> **Task details**
Whichever lines of the entries hold the word "group" should be identified and copied.

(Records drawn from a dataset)

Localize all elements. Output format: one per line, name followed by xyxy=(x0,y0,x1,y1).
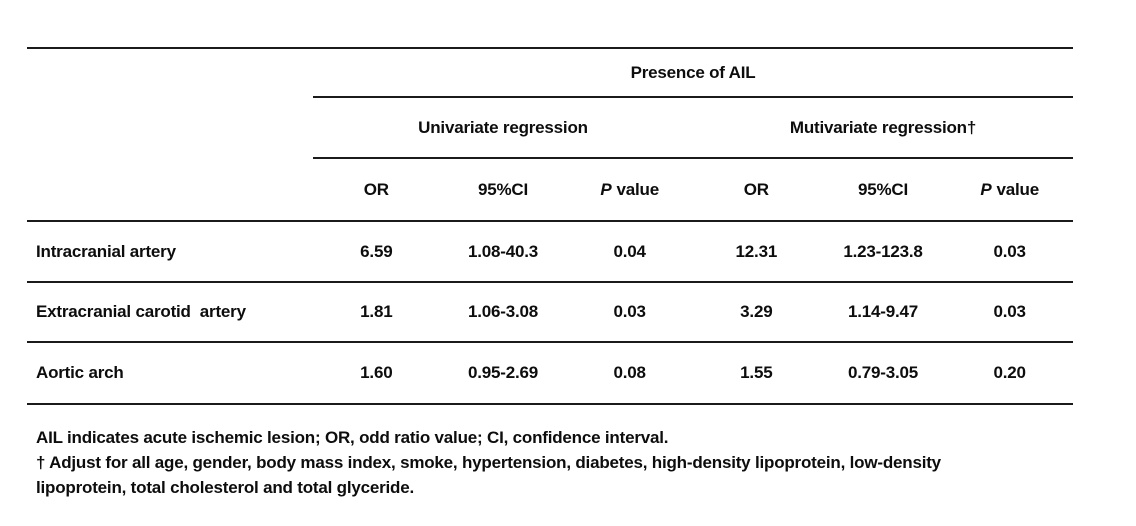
table-row: Aortic arch 1.60 0.95-2.69 0.08 1.55 0.7… xyxy=(27,343,1073,405)
col-header-or-multi: OR xyxy=(743,179,769,199)
col-header-spacer xyxy=(27,159,313,220)
cell-value: 1.06-3.08 xyxy=(467,302,539,321)
cell-value: 0.08 xyxy=(613,363,646,382)
p-value-label: value xyxy=(616,179,659,199)
row-label: Extracranial carotid artery xyxy=(36,302,246,321)
p-value-label: value xyxy=(996,179,1039,199)
cell-value: 1.60 xyxy=(360,363,393,382)
footnote-dagger-line1: † Adjust for all age, gender, body mass … xyxy=(36,453,941,472)
cell-value: 0.79-3.05 xyxy=(847,363,919,382)
spanner-presence-of-ail: Presence of AIL xyxy=(313,49,1073,98)
group-header-row: Univariate regression Mutivariate regres… xyxy=(27,98,1073,159)
spanner-row: Presence of AIL xyxy=(27,49,1073,98)
cell-value: 3.29 xyxy=(740,302,773,321)
col-header-or-uni: OR xyxy=(363,179,389,199)
cell-value: 1.23-123.8 xyxy=(843,241,923,261)
cell-value: 0.95-2.69 xyxy=(467,363,539,382)
col-header-ci-uni: 95%CI xyxy=(477,179,528,199)
col-header-ci-multi: 95%CI xyxy=(857,179,908,199)
cell-value: 0.03 xyxy=(993,302,1026,321)
regression-table: Presence of AIL Univariate regression Mu… xyxy=(27,47,1073,405)
cell-value: 0.20 xyxy=(993,363,1026,382)
row-label: Aortic arch xyxy=(36,363,124,382)
footnotes: AIL indicates acute ischemic lesion; OR,… xyxy=(36,425,941,500)
footnote-abbreviations: AIL indicates acute ischemic lesion; OR,… xyxy=(36,428,669,447)
row-label: Intracranial artery xyxy=(36,241,176,261)
col-header-pvalue-uni: P value xyxy=(566,159,693,220)
cell-value: 1.14-9.47 xyxy=(847,302,919,321)
column-header-row: OR 95%CI P value OR 95%CI P value xyxy=(27,159,1073,222)
cell-value: 1.81 xyxy=(360,302,393,321)
cell-value: 6.59 xyxy=(360,241,393,261)
footnote-dagger-line2: lipoprotein, total cholesterol and total… xyxy=(36,478,415,497)
p-italic: P xyxy=(980,179,992,199)
col-header-pvalue-multi: P value xyxy=(946,159,1073,220)
table-row: Intracranial artery 6.59 1.08-40.3 0.04 … xyxy=(27,222,1073,283)
cell-value: 1.08-40.3 xyxy=(467,241,539,261)
group-header-multivariate: Mutivariate regression† xyxy=(693,98,1073,159)
cell-value: 1.55 xyxy=(740,363,773,382)
cell-value: 0.04 xyxy=(613,241,646,261)
cell-value: 0.03 xyxy=(613,302,646,321)
cell-value: 12.31 xyxy=(735,241,778,261)
p-italic: P xyxy=(600,179,612,199)
table-row: Extracranial carotid artery 1.81 1.06-3.… xyxy=(27,283,1073,343)
cell-value: 0.03 xyxy=(993,241,1026,261)
group-header-univariate: Univariate regression xyxy=(313,98,693,159)
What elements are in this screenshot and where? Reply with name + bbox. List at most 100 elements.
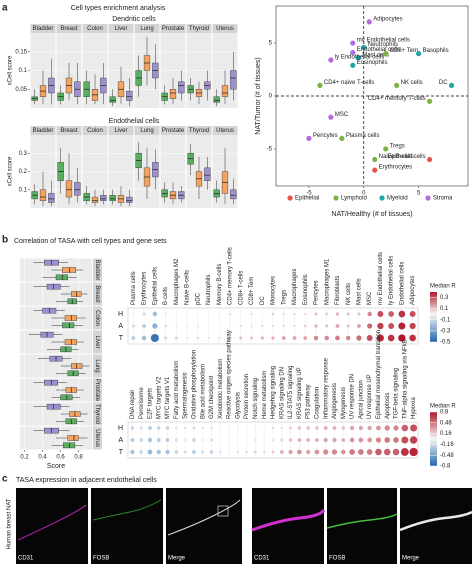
dot — [236, 450, 240, 454]
column-label: P53 pathway — [306, 384, 312, 419]
dot — [209, 450, 214, 454]
column-label: Heme metabolism — [262, 371, 268, 419]
column-label: Oxidative phosphorylation — [191, 350, 197, 419]
column-label: Adipocytes — [410, 276, 416, 305]
dot — [141, 335, 147, 341]
facet-label: Liver — [114, 128, 127, 134]
facet-label: Liver — [114, 26, 127, 32]
dot — [196, 324, 199, 328]
column-label: MSC — [367, 291, 373, 305]
point — [448, 82, 455, 89]
colorbar-title: Median R — [430, 404, 456, 410]
point-label: Adipocytes — [373, 16, 402, 22]
dot — [303, 324, 307, 328]
y-axis-label: xCell score — [8, 55, 14, 85]
point — [328, 57, 334, 63]
column-label: Monocytes — [271, 276, 277, 305]
column-label: Plasma cells — [131, 271, 137, 305]
column-label: Macrophages M2 — [174, 258, 180, 305]
facet-strip — [93, 378, 102, 402]
dot — [186, 312, 189, 316]
facet-strip — [134, 24, 160, 33]
y-axis-label: NAT/Tumor (# of tissues) — [255, 57, 262, 134]
dot — [314, 449, 320, 455]
image-label: Merge — [402, 556, 420, 562]
dot — [398, 334, 406, 342]
dot — [174, 438, 178, 442]
facet-label: Thyroid — [189, 26, 209, 32]
dot — [349, 437, 355, 443]
dot — [335, 324, 340, 328]
x-tick-label: 0.6 — [56, 455, 65, 461]
box — [55, 274, 68, 281]
column-label: Bile acid metabolism — [200, 364, 206, 419]
dot — [315, 438, 319, 442]
y-tick-label: 5 — [269, 41, 273, 47]
image-label: CD31 — [254, 556, 270, 562]
facet-strip — [160, 24, 186, 33]
column-label: Apical junction — [358, 380, 364, 419]
dot — [175, 426, 178, 430]
column-label: NK cells — [346, 283, 352, 305]
panel-letter: b — [2, 235, 8, 246]
box — [62, 267, 76, 273]
dot — [271, 336, 275, 340]
box — [126, 90, 133, 101]
column-label: Hypoxia — [411, 397, 417, 419]
y-tick-label: 0.2 — [19, 169, 28, 175]
image-label: Merge — [168, 556, 186, 562]
facet-strip — [30, 126, 56, 135]
y-tick-label: 0.15 — [15, 49, 27, 55]
column-label: TNF-alpha signaling via NFkB — [402, 339, 408, 419]
dot — [280, 438, 284, 442]
dot — [367, 323, 373, 329]
x-axis-label: NAT/Healthy (# of tissues) — [331, 211, 412, 218]
dot — [174, 336, 178, 340]
dot — [236, 438, 239, 442]
dot — [262, 450, 266, 454]
microscopy-images — [16, 488, 473, 564]
panel-title: TASA expression in adjacent endothelial … — [16, 477, 157, 484]
zoom-box — [217, 505, 229, 517]
image-label: FOSB — [329, 556, 345, 562]
image-label: FOSB — [93, 556, 109, 562]
dot — [377, 322, 384, 330]
column-label: Protein secretion — [244, 374, 250, 419]
dot — [271, 438, 275, 442]
column-label: Endothelial cells — [399, 262, 405, 305]
facet-strip — [30, 24, 56, 33]
column-label: IL2-STAT5 signaling — [288, 366, 294, 419]
column-label: Apoptosis — [385, 393, 391, 419]
dot — [263, 427, 266, 429]
dot — [280, 426, 284, 430]
point-label: MSC — [335, 112, 349, 118]
dot — [398, 322, 406, 330]
facet-label: Colon — [87, 26, 103, 32]
column-label: CD4+ memory T-cells — [228, 247, 234, 305]
column-label: Xenobiotic metabolism — [218, 359, 224, 419]
row-label: H — [118, 311, 123, 318]
column-label: Coagulation — [315, 387, 321, 419]
column-label: Notch signaling — [253, 378, 259, 419]
x-tick-label: 0 — [362, 191, 366, 197]
dot — [228, 336, 232, 340]
dot — [250, 324, 253, 328]
dot — [261, 313, 264, 315]
dot — [245, 450, 248, 454]
dot — [196, 336, 200, 340]
dot — [207, 313, 210, 315]
column-label: Pericytes — [314, 280, 320, 305]
dot — [324, 335, 329, 341]
facet-label: Bladder — [33, 128, 54, 134]
dot — [210, 426, 213, 430]
column-label: Epithelial cells — [152, 267, 158, 305]
box — [46, 403, 61, 410]
image — [91, 488, 163, 564]
point-label: Eosinophils — [357, 60, 388, 66]
column-label: UV response UP — [367, 374, 373, 419]
colorbar-tick-label: 0.1 — [440, 306, 449, 312]
box — [67, 435, 79, 441]
dot — [271, 450, 275, 454]
facet-strip — [82, 126, 108, 135]
dot — [239, 313, 242, 315]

> **Output of the task**
group-header-row: Univariate regression Mutivariate regres… xyxy=(27,98,1073,159)
group-header-multivariate: Mutivariate regression† xyxy=(693,98,1073,159)
group-header-univariate: Univariate regression xyxy=(313,98,693,159)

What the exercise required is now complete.